# GIVEN ENTRIES
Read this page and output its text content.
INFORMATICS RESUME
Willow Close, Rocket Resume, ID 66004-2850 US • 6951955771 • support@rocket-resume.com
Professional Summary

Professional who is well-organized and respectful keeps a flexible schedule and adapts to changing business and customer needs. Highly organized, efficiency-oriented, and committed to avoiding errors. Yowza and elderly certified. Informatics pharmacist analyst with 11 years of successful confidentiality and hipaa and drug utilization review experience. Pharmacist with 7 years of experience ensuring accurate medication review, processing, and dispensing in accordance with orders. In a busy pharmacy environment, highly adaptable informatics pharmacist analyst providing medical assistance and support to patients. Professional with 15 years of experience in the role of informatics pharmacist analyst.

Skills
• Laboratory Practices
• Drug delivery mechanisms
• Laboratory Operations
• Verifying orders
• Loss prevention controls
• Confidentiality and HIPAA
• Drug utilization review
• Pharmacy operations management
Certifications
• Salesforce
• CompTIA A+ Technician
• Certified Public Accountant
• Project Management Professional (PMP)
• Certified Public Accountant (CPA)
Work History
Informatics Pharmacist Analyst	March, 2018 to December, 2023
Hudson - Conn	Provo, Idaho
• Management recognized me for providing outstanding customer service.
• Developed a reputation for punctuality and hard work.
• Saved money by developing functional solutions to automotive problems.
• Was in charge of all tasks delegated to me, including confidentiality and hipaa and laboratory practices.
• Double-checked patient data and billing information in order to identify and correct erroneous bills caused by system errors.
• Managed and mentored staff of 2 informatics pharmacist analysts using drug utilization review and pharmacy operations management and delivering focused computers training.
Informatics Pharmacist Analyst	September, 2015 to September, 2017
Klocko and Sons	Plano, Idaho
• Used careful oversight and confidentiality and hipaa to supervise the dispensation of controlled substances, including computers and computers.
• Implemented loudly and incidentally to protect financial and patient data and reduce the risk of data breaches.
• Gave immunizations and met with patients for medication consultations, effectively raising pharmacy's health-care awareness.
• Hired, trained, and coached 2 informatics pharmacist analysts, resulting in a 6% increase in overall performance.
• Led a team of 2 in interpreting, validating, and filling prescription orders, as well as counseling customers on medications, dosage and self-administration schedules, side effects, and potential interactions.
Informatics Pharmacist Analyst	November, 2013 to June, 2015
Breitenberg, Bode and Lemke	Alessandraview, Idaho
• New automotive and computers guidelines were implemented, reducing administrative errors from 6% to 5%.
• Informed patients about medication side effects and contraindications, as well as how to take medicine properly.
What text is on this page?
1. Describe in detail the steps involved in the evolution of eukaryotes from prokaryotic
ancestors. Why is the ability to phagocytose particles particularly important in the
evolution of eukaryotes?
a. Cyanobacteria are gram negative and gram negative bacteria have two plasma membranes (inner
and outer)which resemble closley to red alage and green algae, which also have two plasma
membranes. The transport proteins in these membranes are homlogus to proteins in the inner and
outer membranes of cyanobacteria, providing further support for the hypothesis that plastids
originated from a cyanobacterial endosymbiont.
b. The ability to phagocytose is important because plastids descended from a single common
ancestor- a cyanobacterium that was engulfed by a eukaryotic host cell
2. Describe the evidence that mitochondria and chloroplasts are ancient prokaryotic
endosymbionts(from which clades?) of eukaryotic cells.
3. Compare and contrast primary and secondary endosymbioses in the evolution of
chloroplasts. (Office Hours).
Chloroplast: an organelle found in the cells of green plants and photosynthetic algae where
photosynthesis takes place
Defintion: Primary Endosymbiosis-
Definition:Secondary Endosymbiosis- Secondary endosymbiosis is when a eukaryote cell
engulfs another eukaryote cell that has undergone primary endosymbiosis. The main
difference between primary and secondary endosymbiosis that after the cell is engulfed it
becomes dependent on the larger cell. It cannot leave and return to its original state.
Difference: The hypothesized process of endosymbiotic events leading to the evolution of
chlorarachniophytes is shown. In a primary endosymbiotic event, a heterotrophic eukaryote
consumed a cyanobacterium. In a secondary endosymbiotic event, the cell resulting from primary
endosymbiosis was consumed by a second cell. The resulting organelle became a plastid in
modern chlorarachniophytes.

# YOUR OBJECTIVE
Copy out the material word for word and line for line.

# TASK OUTPUT
Read this page and output its text content.
INFORMATICS RESUME
Willow Close, Rocket Resume, ID 66004-2850 US • 6951955771 • support@rocket-resume.com
Professional Summary

Professional who is well-organized and respectful keeps a flexible schedule and adapts to changing business and customer needs. Highly organized, efficiency-oriented, and committed to avoiding errors. Yowza and elderly certified. Informatics pharmacist analyst with 11 years of successful confidentiality and hipaa and drug utilization review experience. Pharmacist with 7 years of experience ensuring accurate medication review, processing, and dispensing in accordance with orders. In a busy pharmacy environment, highly adaptable informatics pharmacist analyst providing medical assistance and support to patients. Professional with 15 years of experience in the role of informatics pharmacist analyst.

Skills
• Laboratory Practices
• Drug delivery mechanisms
• Laboratory Operations
• Verifying orders
• Loss prevention controls
• Confidentiality and HIPAA
• Drug utilization review
• Pharmacy operations management
Certifications
• Salesforce
• CompTIA A+ Technician
• Certified Public Accountant
• Project Management Professional (PMP)
• Certified Public Accountant (CPA)
Work History
Informatics Pharmacist Analyst	March, 2018 to December, 2023
Hudson - Conn	Provo, Idaho
• Management recognized me for providing outstanding customer service.
• Developed a reputation for punctuality and hard work.
• Saved money by developing functional solutions to automotive problems.
• Was in charge of all tasks delegated to me, including confidentiality and hipaa and laboratory practices.
• Double-checked patient data and billing information in order to identify and correct erroneous bills caused by system errors.
• Managed and mentored staff of 2 informatics pharmacist analysts using drug utilization review and pharmacy operations management and delivering focused computers training.
Informatics Pharmacist Analyst	September, 2015 to September, 2017
Klocko and Sons	Plano, Idaho
• Used careful oversight and confidentiality and hipaa to supervise the dispensation of controlled substances, including computers and computers.
• Implemented loudly and incidentally to protect financial and patient data and reduce the risk of data breaches.
• Gave immunizations and met with patients for medication consultations, effectively raising pharmacy's health-care awareness.
• Hired, trained, and coached 2 informatics pharmacist analysts, resulting in a 6% increase in overall performance.
• Led a team of 2 in interpreting, validating, and filling prescription orders, as well as counseling customers on medications, dosage and self-administration schedules, side effects, and potential interactions.
Informatics Pharmacist Analyst	November, 2013 to June, 2015
Breitenberg, Bode and Lemke	Alessandraview, Idaho
• New automotive and computers guidelines were implemented, reducing administrative errors from 6% to 5%.
• Informed patients about medication side effects and contraindications, as well as how to take medicine properly.
What text is on this page?
1. Describe in detail the steps involved in the evolution of eukaryotes from prokaryotic
ancestors. Why is the ability to phagocytose particles particularly important in the
evolution of eukaryotes?
a. Cyanobacteria are gram negative and gram negative bacteria have two plasma membranes (inner
and outer)which resemble closley to red alage and green algae, which also have two plasma
membranes. The transport proteins in these membranes are homlogus to proteins in the inner and
outer membranes of cyanobacteria, providing further support for the hypothesis that plastids
originated from a cyanobacterial endosymbiont.
b. The ability to phagocytose is important because plastids descended from a single common
ancestor- a cyanobacterium that was engulfed by a eukaryotic host cell
2. Describe the evidence that mitochondria and chloroplasts are ancient prokaryotic
endosymbionts(from which clades?) of eukaryotic cells.
3. Compare and contrast primary and secondary endosymbioses in the evolution of
chloroplasts. (Office Hours).
Chloroplast: an organelle found in the cells of green plants and photosynthetic algae where
photosynthesis takes place
Defintion: Primary Endosymbiosis-
Definition:Secondary Endosymbiosis- Secondary endosymbiosis is when a eukaryote cell
engulfs another eukaryote cell that has undergone primary endosymbiosis. The main
difference between primary and secondary endosymbiosis that after the cell is engulfed it
becomes dependent on the larger cell. It cannot leave and return to its original state.
Difference: The hypothesized process of endosymbiotic events leading to the evolution of
chlorarachniophytes is shown. In a primary endosymbiotic event, a heterotrophic eukaryote
consumed a cyanobacterium. In a secondary endosymbiotic event, the cell resulting from primary
endosymbiosis was consumed by a second cell. The resulting organelle became a plastid in
modern chlorarachniophytes.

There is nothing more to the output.